[Stored dataset items]

## BEGIN

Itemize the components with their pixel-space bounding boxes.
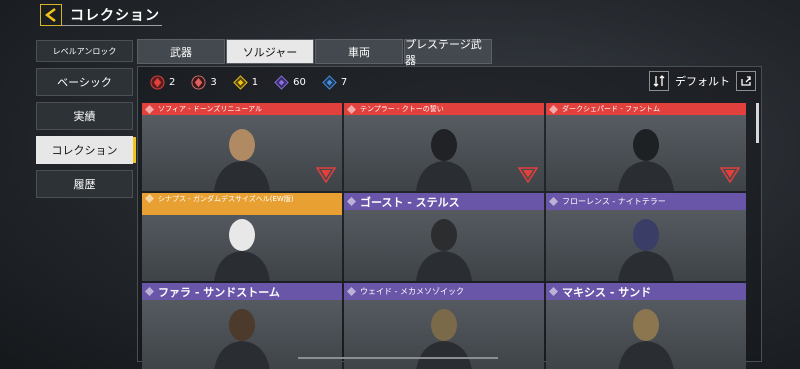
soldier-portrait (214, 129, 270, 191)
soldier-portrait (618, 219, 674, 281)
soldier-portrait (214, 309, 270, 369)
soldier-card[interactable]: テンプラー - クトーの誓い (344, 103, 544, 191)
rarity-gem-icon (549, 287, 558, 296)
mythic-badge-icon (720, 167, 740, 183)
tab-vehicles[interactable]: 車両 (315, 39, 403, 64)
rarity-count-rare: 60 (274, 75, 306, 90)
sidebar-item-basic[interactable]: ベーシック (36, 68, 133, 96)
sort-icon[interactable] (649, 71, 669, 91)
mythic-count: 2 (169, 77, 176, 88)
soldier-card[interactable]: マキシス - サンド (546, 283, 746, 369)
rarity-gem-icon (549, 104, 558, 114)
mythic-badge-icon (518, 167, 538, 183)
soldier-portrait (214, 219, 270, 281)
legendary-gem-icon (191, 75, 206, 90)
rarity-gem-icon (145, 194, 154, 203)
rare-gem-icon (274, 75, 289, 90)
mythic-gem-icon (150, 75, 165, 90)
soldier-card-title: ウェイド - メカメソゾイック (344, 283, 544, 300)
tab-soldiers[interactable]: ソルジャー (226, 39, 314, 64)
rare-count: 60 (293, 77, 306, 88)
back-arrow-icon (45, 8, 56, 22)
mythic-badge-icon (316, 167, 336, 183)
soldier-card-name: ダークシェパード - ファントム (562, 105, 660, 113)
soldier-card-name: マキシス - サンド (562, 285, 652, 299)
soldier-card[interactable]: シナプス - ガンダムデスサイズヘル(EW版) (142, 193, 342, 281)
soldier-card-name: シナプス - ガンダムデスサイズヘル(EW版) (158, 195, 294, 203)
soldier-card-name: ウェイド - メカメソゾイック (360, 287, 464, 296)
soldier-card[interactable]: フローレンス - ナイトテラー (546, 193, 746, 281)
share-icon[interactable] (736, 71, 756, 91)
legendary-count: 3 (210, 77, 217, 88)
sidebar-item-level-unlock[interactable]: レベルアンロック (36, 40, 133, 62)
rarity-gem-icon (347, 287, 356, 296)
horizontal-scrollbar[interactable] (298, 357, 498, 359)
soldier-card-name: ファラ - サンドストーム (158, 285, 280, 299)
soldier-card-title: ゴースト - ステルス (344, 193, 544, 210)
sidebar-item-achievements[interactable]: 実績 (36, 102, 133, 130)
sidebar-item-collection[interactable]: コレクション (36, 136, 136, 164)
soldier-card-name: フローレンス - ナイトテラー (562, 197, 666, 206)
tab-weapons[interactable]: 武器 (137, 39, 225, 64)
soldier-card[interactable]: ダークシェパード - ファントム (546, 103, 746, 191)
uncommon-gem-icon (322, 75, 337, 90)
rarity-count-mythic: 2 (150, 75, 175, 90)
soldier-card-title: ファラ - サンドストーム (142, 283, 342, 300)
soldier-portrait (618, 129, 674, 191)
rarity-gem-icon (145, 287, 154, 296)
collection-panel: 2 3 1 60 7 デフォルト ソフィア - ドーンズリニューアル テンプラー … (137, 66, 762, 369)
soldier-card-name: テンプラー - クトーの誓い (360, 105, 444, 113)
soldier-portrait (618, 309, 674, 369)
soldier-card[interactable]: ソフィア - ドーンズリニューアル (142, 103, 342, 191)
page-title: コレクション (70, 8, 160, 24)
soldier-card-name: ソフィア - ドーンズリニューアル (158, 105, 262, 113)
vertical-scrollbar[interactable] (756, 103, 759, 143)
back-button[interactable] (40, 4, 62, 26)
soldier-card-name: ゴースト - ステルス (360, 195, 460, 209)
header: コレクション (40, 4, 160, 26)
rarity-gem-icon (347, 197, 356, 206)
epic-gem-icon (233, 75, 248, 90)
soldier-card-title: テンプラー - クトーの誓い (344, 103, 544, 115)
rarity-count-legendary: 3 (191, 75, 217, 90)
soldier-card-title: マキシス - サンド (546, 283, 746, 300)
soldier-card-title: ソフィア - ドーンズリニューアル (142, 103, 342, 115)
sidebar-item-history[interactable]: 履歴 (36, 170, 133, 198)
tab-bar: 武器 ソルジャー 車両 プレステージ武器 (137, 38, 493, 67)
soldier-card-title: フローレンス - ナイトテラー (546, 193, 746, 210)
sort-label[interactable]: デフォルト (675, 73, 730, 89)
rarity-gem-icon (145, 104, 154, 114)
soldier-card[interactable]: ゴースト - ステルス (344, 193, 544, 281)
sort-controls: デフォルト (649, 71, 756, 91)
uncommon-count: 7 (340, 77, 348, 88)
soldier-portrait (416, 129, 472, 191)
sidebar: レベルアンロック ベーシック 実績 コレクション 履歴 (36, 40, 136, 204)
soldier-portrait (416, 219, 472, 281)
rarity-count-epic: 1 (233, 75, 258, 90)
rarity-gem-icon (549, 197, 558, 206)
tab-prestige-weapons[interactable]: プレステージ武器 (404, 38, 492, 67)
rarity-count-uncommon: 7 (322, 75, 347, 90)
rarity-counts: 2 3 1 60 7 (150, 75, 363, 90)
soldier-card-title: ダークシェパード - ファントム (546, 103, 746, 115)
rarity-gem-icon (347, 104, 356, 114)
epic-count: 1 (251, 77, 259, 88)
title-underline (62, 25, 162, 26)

## END

Output every line of the items above verbatim, leaving out the pictures.

Itemize the components with their pixel-space bounding boxes.
soldier-portrait (214, 129, 270, 191)
soldier-portrait (618, 219, 674, 281)
soldier-portrait (214, 309, 270, 369)
soldier-card[interactable]: テンプラー - クトーの誓い (344, 103, 544, 191)
rarity-gem-icon (549, 287, 558, 296)
mythic-badge-icon (720, 167, 740, 183)
tab-vehicles[interactable]: 車両 (315, 39, 403, 64)
rarity-count-rare: 60 (274, 75, 306, 90)
sidebar-item-basic[interactable]: ベーシック (36, 68, 133, 96)
sort-icon[interactable] (649, 71, 669, 91)
mythic-count: 2 (169, 77, 176, 88)
soldier-card[interactable]: マキシス - サンド (546, 283, 746, 369)
rarity-gem-icon (549, 104, 558, 114)
mythic-badge-icon (518, 167, 538, 183)
soldier-portrait (214, 219, 270, 281)
legendary-gem-icon (191, 75, 206, 90)
rarity-gem-icon (145, 194, 154, 203)
rare-gem-icon (274, 75, 289, 90)
mythic-gem-icon (150, 75, 165, 90)
soldier-card-title: ウェイド - メカメソゾイック (344, 283, 544, 300)
tab-soldiers[interactable]: ソルジャー (226, 39, 314, 64)
rare-count: 60 (293, 77, 306, 88)
back-arrow-icon (45, 8, 56, 22)
mythic-badge-icon (316, 167, 336, 183)
soldier-card-name: ダークシェパード - ファントム (562, 105, 660, 113)
soldier-card-name: マキシス - サンド (562, 285, 652, 299)
soldier-card[interactable]: シナプス - ガンダムデスサイズヘル(EW版) (142, 193, 342, 281)
soldier-card-name: シナプス - ガンダムデスサイズヘル(EW版) (158, 195, 294, 203)
soldier-card-name: ウェイド - メカメソゾイック (360, 287, 464, 296)
soldier-card[interactable]: フローレンス - ナイトテラー (546, 193, 746, 281)
share-icon[interactable] (736, 71, 756, 91)
legendary-count: 3 (210, 77, 217, 88)
sidebar-item-level-unlock[interactable]: レベルアンロック (36, 40, 133, 62)
rarity-gem-icon (347, 287, 356, 296)
horizontal-scrollbar[interactable] (298, 357, 498, 359)
soldier-card-name: ファラ - サンドストーム (158, 285, 280, 299)
soldier-card-title: ゴースト - ステルス (344, 193, 544, 210)
sidebar-item-achievements[interactable]: 実績 (36, 102, 133, 130)
sidebar-item-collection[interactable]: コレクション (36, 136, 136, 164)
soldier-card-name: フローレンス - ナイトテラー (562, 197, 666, 206)
tab-weapons[interactable]: 武器 (137, 39, 225, 64)
soldier-card[interactable]: ダークシェパード - ファントム (546, 103, 746, 191)
uncommon-gem-icon (322, 75, 337, 90)
rarity-count-mythic: 2 (150, 75, 175, 90)
soldier-card-title: ファラ - サンドストーム (142, 283, 342, 300)
soldier-portrait (618, 129, 674, 191)
rarity-gem-icon (145, 287, 154, 296)
collection-panel: 2 3 1 60 7 デフォルト ソフィア - ドーンズリニューアル テンプラー … (137, 66, 762, 369)
soldier-card-name: テンプラー - クトーの誓い (360, 105, 444, 113)
soldier-portrait (618, 309, 674, 369)
soldier-card[interactable]: ソフィア - ドーンズリニューアル (142, 103, 342, 191)
page-title: コレクション (70, 8, 160, 24)
soldier-card-name: ソフィア - ドーンズリニューアル (158, 105, 262, 113)
vertical-scrollbar[interactable] (756, 103, 759, 143)
back-button[interactable] (40, 4, 62, 26)
soldier-card-name: ゴースト - ステルス (360, 195, 460, 209)
header: コレクション (40, 4, 160, 26)
rarity-gem-icon (347, 197, 356, 206)
epic-gem-icon (233, 75, 248, 90)
soldier-card-title: テンプラー - クトーの誓い (344, 103, 544, 115)
rarity-count-legendary: 3 (191, 75, 217, 90)
soldier-card-title: マキシス - サンド (546, 283, 746, 300)
soldier-card-title: ソフィア - ドーンズリニューアル (142, 103, 342, 115)
sidebar-item-history[interactable]: 履歴 (36, 170, 133, 198)
tab-bar: 武器 ソルジャー 車両 プレステージ武器 (137, 38, 493, 67)
soldier-card-title: フローレンス - ナイトテラー (546, 193, 746, 210)
sort-label[interactable]: デフォルト (675, 73, 730, 89)
rarity-gem-icon (145, 104, 154, 114)
soldier-card[interactable]: ゴースト - ステルス (344, 193, 544, 281)
sort-controls: デフォルト (649, 71, 756, 91)
uncommon-count: 7 (340, 77, 348, 88)
soldier-portrait (416, 129, 472, 191)
sidebar: レベルアンロック ベーシック 実績 コレクション 履歴 (36, 40, 136, 204)
soldier-portrait (416, 219, 472, 281)
rarity-count-epic: 1 (233, 75, 258, 90)
rarity-gem-icon (549, 197, 558, 206)
tab-prestige-weapons[interactable]: プレステージ武器 (404, 38, 492, 67)
rarity-count-uncommon: 7 (322, 75, 347, 90)
rarity-counts: 2 3 1 60 7 (150, 75, 363, 90)
soldier-card-title: ダークシェパード - ファントム (546, 103, 746, 115)
rarity-gem-icon (347, 104, 356, 114)
epic-count: 1 (251, 77, 259, 88)
title-underline (62, 25, 162, 26)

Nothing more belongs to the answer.